-- start --

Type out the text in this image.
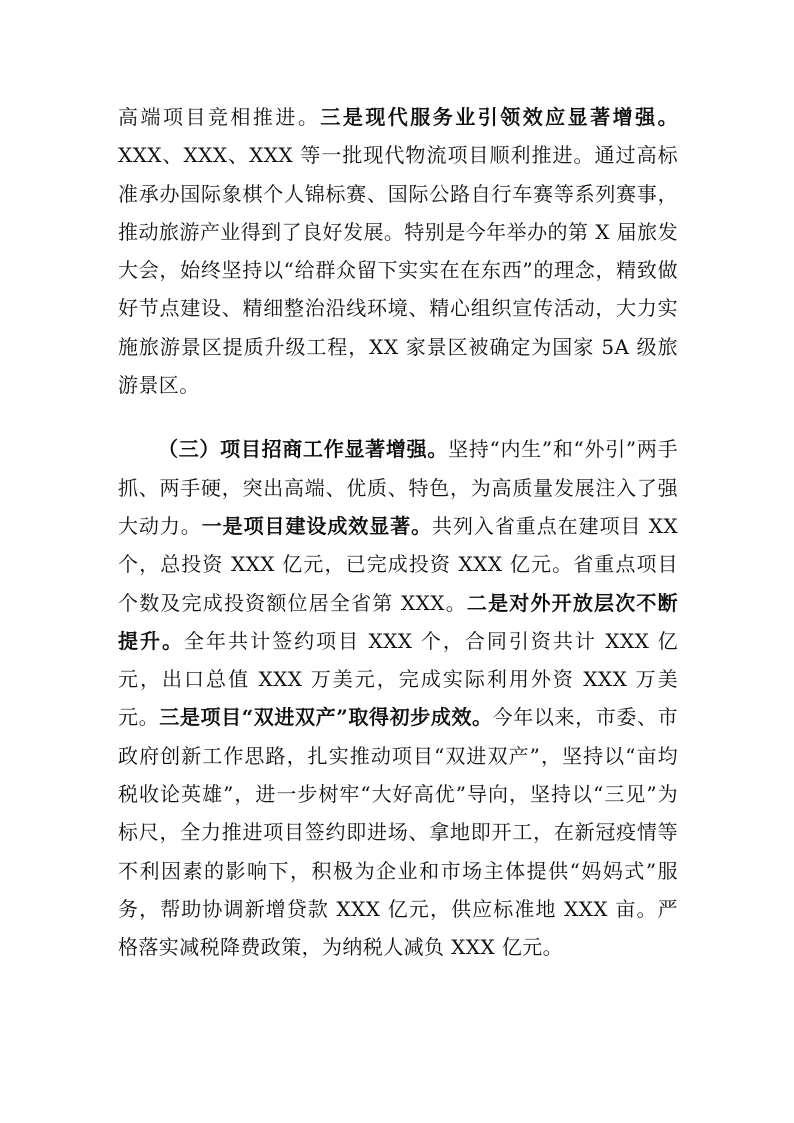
高端项目竞相推进。三是现代服务业引领效应显著增强。XXX、XXX、XXX 等一批现代物流项目顺利推进。通过高标准承办国际象棋个人锦标赛、国际公路自行车赛等系列赛事，推动旅游产业得到了良好发展。特别是今年举办的第 X 届旅发大会，始终坚持以“给群众留下实实在在东西”的理念，精致做好节点建设、精细整治沿线环境、精心组织宣传活动，大力实施旅游景区提质升级工程，XX 家景区被确定为国家 5A 级旅游景区。

（三）项目招商工作显著增强。坚持“内生”和“外引”两手抓、两手硬，突出高端、优质、特色，为高质量发展注入了强大动力。一是项目建设成效显著。共列入省重点在建项目 XX 个，总投资 XXX 亿元，已完成投资 XXX 亿元。省重点项目个数及完成投资额位居全省第 XXX。二是对外开放层次不断提升。全年共计签约项目 XXX 个，合同引资共计 XXX 亿元，出口总值 XXX 万美元，完成实际利用外资 XXX 万美元。三是项目“双进双产”取得初步成效。今年以来，市委、市政府创新工作思路，扎实推动项目“双进双产”，坚持以“亩均税收论英雄”，进一步树牢“大好高优”导向，坚持以“三见”为标尺，全力推进项目签约即进场、拿地即开工，在新冠疫情等不利因素的影响下，积极为企业和市场主体提供“妈妈式”服务，帮助协调新增贷款 XXX 亿元，供应标准地 XXX 亩。严格落实减税降费政策，为纳税人减负 XXX 亿元。
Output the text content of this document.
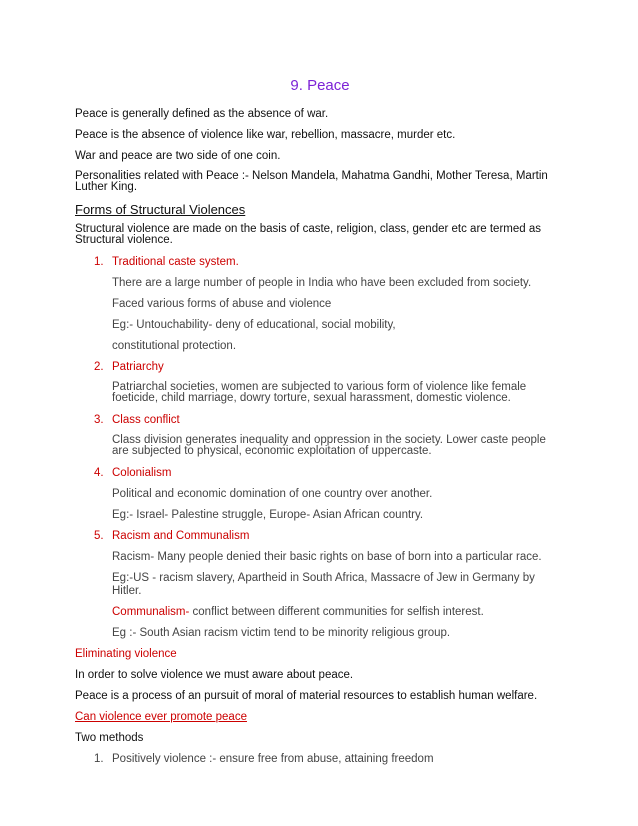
9. Peace
Peace is generally defined as the absence of war.
Peace is the absence of violence like war, rebellion, massacre, murder etc.
War and peace are two side of one coin.
Personalities related with Peace :- Nelson Mandela, Mahatma Gandhi, Mother Teresa, Martin Luther King.
Forms of Structural Violences
Structural violence are made on the basis of caste, religion, class, gender etc are termed as Structural violence.
1. Traditional caste system.
There are a large number of people in India who have been excluded from society.
Faced various forms of abuse and violence
Eg:- Untouchability- deny of educational, social mobility,
constitutional protection.
2. Patriarchy
Patriarchal societies, women are subjected to various form of violence like female foeticide, child marriage, dowry torture, sexual harassment, domestic violence.
3. Class conflict
Class division generates inequality and oppression in the society. Lower caste people are subjected to physical, economic exploitation of uppercaste.
4. Colonialism
Political and economic domination of one country over another.
Eg:- Israel- Palestine struggle, Europe- Asian African country.
5. Racism and Communalism
Racism- Many people denied their basic rights on base of born into a particular race.
Eg:-US - racism slavery, Apartheid in South Africa, Massacre of Jew in Germany by Hitler.
Communalism- conflict between different communities for selfish interest.
Eg :- South Asian racism victim tend to be minority religious group.
Eliminating violence
In order to solve violence we must aware about peace.
Peace is a process of an pursuit of moral of material resources to establish human welfare.
Can violence ever promote peace
Two methods
1. Positively violence :- ensure free from abuse, attaining freedom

-- end --

### JOB
Find the word "Structural" and list each line it appears in.

### TASK RESPONSE
Forms of Structural Violences
Structural violence are made on the basis of caste, religion, class, gender etc are termed as Structural violence.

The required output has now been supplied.